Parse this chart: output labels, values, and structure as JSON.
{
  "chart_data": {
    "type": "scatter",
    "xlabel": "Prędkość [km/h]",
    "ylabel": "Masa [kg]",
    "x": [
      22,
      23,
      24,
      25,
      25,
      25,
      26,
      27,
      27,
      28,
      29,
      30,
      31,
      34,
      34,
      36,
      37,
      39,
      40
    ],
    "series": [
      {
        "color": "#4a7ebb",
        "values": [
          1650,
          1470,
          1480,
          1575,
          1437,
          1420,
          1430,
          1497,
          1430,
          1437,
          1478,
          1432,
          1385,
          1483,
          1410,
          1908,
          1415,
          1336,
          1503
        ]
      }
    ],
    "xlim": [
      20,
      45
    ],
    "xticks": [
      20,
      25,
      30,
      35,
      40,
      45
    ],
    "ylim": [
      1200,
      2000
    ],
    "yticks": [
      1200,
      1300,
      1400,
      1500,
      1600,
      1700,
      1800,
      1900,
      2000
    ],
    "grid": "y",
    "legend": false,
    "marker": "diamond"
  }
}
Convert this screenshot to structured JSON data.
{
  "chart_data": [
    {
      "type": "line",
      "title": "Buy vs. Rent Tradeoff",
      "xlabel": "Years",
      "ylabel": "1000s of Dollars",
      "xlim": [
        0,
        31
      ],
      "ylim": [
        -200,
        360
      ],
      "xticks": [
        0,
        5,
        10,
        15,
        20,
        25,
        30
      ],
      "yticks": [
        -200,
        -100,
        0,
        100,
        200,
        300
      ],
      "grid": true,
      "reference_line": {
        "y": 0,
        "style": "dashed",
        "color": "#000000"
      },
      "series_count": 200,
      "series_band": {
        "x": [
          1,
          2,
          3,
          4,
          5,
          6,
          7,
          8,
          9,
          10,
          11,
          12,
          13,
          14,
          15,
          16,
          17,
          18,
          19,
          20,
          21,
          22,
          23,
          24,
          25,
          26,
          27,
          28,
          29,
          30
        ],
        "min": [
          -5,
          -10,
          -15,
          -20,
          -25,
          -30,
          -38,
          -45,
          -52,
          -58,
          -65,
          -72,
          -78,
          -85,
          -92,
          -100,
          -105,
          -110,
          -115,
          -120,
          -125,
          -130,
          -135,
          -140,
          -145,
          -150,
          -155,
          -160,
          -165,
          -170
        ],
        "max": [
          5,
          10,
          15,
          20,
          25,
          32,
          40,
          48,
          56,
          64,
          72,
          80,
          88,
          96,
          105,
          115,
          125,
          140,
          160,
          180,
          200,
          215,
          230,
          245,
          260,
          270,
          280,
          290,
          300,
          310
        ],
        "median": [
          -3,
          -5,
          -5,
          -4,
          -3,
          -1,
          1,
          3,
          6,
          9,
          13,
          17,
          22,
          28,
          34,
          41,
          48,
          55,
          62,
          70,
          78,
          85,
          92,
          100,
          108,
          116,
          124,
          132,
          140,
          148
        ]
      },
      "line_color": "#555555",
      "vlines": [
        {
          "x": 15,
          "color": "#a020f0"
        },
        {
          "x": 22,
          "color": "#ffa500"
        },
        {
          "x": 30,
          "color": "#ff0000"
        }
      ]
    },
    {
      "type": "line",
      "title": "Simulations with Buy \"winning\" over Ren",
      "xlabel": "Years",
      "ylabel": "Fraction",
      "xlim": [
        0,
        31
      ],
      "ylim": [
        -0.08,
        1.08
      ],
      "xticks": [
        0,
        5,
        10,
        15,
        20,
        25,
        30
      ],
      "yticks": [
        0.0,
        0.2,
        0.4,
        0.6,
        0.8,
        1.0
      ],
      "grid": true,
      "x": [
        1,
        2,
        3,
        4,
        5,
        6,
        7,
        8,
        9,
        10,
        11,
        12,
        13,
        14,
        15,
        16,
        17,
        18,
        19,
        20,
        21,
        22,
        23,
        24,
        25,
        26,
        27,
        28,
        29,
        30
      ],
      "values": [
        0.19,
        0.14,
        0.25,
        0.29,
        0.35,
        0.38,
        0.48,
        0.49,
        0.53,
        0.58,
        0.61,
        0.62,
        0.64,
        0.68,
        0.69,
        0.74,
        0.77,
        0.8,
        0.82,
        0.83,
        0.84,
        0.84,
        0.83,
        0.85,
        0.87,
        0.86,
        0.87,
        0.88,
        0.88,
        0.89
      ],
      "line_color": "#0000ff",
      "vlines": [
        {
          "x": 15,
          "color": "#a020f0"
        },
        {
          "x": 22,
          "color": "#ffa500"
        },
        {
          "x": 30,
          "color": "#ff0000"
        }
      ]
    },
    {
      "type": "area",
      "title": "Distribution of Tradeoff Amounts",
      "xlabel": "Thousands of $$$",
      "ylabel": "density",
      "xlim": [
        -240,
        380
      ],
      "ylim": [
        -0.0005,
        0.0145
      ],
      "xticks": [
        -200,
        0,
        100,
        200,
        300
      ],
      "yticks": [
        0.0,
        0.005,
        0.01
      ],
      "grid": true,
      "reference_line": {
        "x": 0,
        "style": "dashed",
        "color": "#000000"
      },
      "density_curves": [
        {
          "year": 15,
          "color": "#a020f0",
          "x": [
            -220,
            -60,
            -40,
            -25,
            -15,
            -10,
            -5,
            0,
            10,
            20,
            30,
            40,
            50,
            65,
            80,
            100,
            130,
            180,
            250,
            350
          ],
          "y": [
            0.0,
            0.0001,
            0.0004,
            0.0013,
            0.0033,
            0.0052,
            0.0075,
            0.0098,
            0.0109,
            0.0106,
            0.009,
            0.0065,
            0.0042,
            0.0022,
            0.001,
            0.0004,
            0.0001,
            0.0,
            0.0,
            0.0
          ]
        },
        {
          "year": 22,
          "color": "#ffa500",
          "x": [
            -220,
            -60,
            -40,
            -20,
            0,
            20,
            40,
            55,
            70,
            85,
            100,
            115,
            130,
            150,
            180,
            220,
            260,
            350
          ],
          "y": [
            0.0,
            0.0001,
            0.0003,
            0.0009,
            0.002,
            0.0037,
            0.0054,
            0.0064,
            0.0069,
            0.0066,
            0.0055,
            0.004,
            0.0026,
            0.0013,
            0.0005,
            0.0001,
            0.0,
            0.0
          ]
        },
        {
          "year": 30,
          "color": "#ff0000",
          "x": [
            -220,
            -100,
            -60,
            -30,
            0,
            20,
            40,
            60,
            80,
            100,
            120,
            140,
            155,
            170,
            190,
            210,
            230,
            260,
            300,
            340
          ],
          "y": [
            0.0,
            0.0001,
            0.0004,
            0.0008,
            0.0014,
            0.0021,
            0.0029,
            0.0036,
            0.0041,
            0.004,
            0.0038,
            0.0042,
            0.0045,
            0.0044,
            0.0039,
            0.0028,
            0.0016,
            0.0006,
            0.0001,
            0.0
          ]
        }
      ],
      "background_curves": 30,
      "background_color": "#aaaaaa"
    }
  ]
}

What the task requires:
Output the listing above without altering a single character.

Result for this exercise:
Parse this chart: output labels, values, and structure as JSON.
{
  "chart_data": {
    "type": "scatter",
    "xlabel": "Prędkość [km/h]",
    "ylabel": "Masa [kg]",
    "x": [
      22,
      23,
      24,
      25,
      25,
      25,
      26,
      27,
      27,
      28,
      29,
      30,
      31,
      34,
      34,
      36,
      37,
      39,
      40
    ],
    "series": [
      {
        "color": "#4a7ebb",
        "values": [
          1650,
          1470,
          1480,
          1575,
          1437,
          1420,
          1430,
          1497,
          1430,
          1437,
          1478,
          1432,
          1385,
          1483,
          1410,
          1908,
          1415,
          1336,
          1503
        ]
      }
    ],
    "xlim": [
      20,
      45
    ],
    "xticks": [
      20,
      25,
      30,
      35,
      40,
      45
    ],
    "ylim": [
      1200,
      2000
    ],
    "yticks": [
      1200,
      1300,
      1400,
      1500,
      1600,
      1700,
      1800,
      1900,
      2000
    ],
    "grid": "y",
    "legend": false,
    "marker": "diamond"
  }
}
Convert this screenshot to structured JSON data.
{
  "chart_data": [
    {
      "type": "line",
      "title": "Buy vs. Rent Tradeoff",
      "xlabel": "Years",
      "ylabel": "1000s of Dollars",
      "xlim": [
        0,
        31
      ],
      "ylim": [
        -200,
        360
      ],
      "xticks": [
        0,
        5,
        10,
        15,
        20,
        25,
        30
      ],
      "yticks": [
        -200,
        -100,
        0,
        100,
        200,
        300
      ],
      "grid": true,
      "reference_line": {
        "y": 0,
        "style": "dashed",
        "color": "#000000"
      },
      "series_count": 200,
      "series_band": {
        "x": [
          1,
          2,
          3,
          4,
          5,
          6,
          7,
          8,
          9,
          10,
          11,
          12,
          13,
          14,
          15,
          16,
          17,
          18,
          19,
          20,
          21,
          22,
          23,
          24,
          25,
          26,
          27,
          28,
          29,
          30
        ],
        "min": [
          -5,
          -10,
          -15,
          -20,
          -25,
          -30,
          -38,
          -45,
          -52,
          -58,
          -65,
          -72,
          -78,
          -85,
          -92,
          -100,
          -105,
          -110,
          -115,
          -120,
          -125,
          -130,
          -135,
          -140,
          -145,
          -150,
          -155,
          -160,
          -165,
          -170
        ],
        "max": [
          5,
          10,
          15,
          20,
          25,
          32,
          40,
          48,
          56,
          64,
          72,
          80,
          88,
          96,
          105,
          115,
          125,
          140,
          160,
          180,
          200,
          215,
          230,
          245,
          260,
          270,
          280,
          290,
          300,
          310
        ],
        "median": [
          -3,
          -5,
          -5,
          -4,
          -3,
          -1,
          1,
          3,
          6,
          9,
          13,
          17,
          22,
          28,
          34,
          41,
          48,
          55,
          62,
          70,
          78,
          85,
          92,
          100,
          108,
          116,
          124,
          132,
          140,
          148
        ]
      },
      "line_color": "#555555",
      "vlines": [
        {
          "x": 15,
          "color": "#a020f0"
        },
        {
          "x": 22,
          "color": "#ffa500"
        },
        {
          "x": 30,
          "color": "#ff0000"
        }
      ]
    },
    {
      "type": "line",
      "title": "Simulations with Buy \"winning\" over Ren",
      "xlabel": "Years",
      "ylabel": "Fraction",
      "xlim": [
        0,
        31
      ],
      "ylim": [
        -0.08,
        1.08
      ],
      "xticks": [
        0,
        5,
        10,
        15,
        20,
        25,
        30
      ],
      "yticks": [
        0.0,
        0.2,
        0.4,
        0.6,
        0.8,
        1.0
      ],
      "grid": true,
      "x": [
        1,
        2,
        3,
        4,
        5,
        6,
        7,
        8,
        9,
        10,
        11,
        12,
        13,
        14,
        15,
        16,
        17,
        18,
        19,
        20,
        21,
        22,
        23,
        24,
        25,
        26,
        27,
        28,
        29,
        30
      ],
      "values": [
        0.19,
        0.14,
        0.25,
        0.29,
        0.35,
        0.38,
        0.48,
        0.49,
        0.53,
        0.58,
        0.61,
        0.62,
        0.64,
        0.68,
        0.69,
        0.74,
        0.77,
        0.8,
        0.82,
        0.83,
        0.84,
        0.84,
        0.83,
        0.85,
        0.87,
        0.86,
        0.87,
        0.88,
        0.88,
        0.89
      ],
      "line_color": "#0000ff",
      "vlines": [
        {
          "x": 15,
          "color": "#a020f0"
        },
        {
          "x": 22,
          "color": "#ffa500"
        },
        {
          "x": 30,
          "color": "#ff0000"
        }
      ]
    },
    {
      "type": "area",
      "title": "Distribution of Tradeoff Amounts",
      "xlabel": "Thousands of $$$",
      "ylabel": "density",
      "xlim": [
        -240,
        380
      ],
      "ylim": [
        -0.0005,
        0.0145
      ],
      "xticks": [
        -200,
        0,
        100,
        200,
        300
      ],
      "yticks": [
        0.0,
        0.005,
        0.01
      ],
      "grid": true,
      "reference_line": {
        "x": 0,
        "style": "dashed",
        "color": "#000000"
      },
      "density_curves": [
        {
          "year": 15,
          "color": "#a020f0",
          "x": [
            -220,
            -60,
            -40,
            -25,
            -15,
            -10,
            -5,
            0,
            10,
            20,
            30,
            40,
            50,
            65,
            80,
            100,
            130,
            180,
            250,
            350
          ],
          "y": [
            0.0,
            0.0001,
            0.0004,
            0.0013,
            0.0033,
            0.0052,
            0.0075,
            0.0098,
            0.0109,
            0.0106,
            0.009,
            0.0065,
            0.0042,
            0.0022,
            0.001,
            0.0004,
            0.0001,
            0.0,
            0.0,
            0.0
          ]
        },
        {
          "year": 22,
          "color": "#ffa500",
          "x": [
            -220,
            -60,
            -40,
            -20,
            0,
            20,
            40,
            55,
            70,
            85,
            100,
            115,
            130,
            150,
            180,
            220,
            260,
            350
          ],
          "y": [
            0.0,
            0.0001,
            0.0003,
            0.0009,
            0.002,
            0.0037,
            0.0054,
            0.0064,
            0.0069,
            0.0066,
            0.0055,
            0.004,
            0.0026,
            0.0013,
            0.0005,
            0.0001,
            0.0,
            0.0
          ]
        },
        {
          "year": 30,
          "color": "#ff0000",
          "x": [
            -220,
            -100,
            -60,
            -30,
            0,
            20,
            40,
            60,
            80,
            100,
            120,
            140,
            155,
            170,
            190,
            210,
            230,
            260,
            300,
            340
          ],
          "y": [
            0.0,
            0.0001,
            0.0004,
            0.0008,
            0.0014,
            0.0021,
            0.0029,
            0.0036,
            0.0041,
            0.004,
            0.0038,
            0.0042,
            0.0045,
            0.0044,
            0.0039,
            0.0028,
            0.0016,
            0.0006,
            0.0001,
            0.0
          ]
        }
      ],
      "background_curves": 30,
      "background_color": "#aaaaaa"
    }
  ]
}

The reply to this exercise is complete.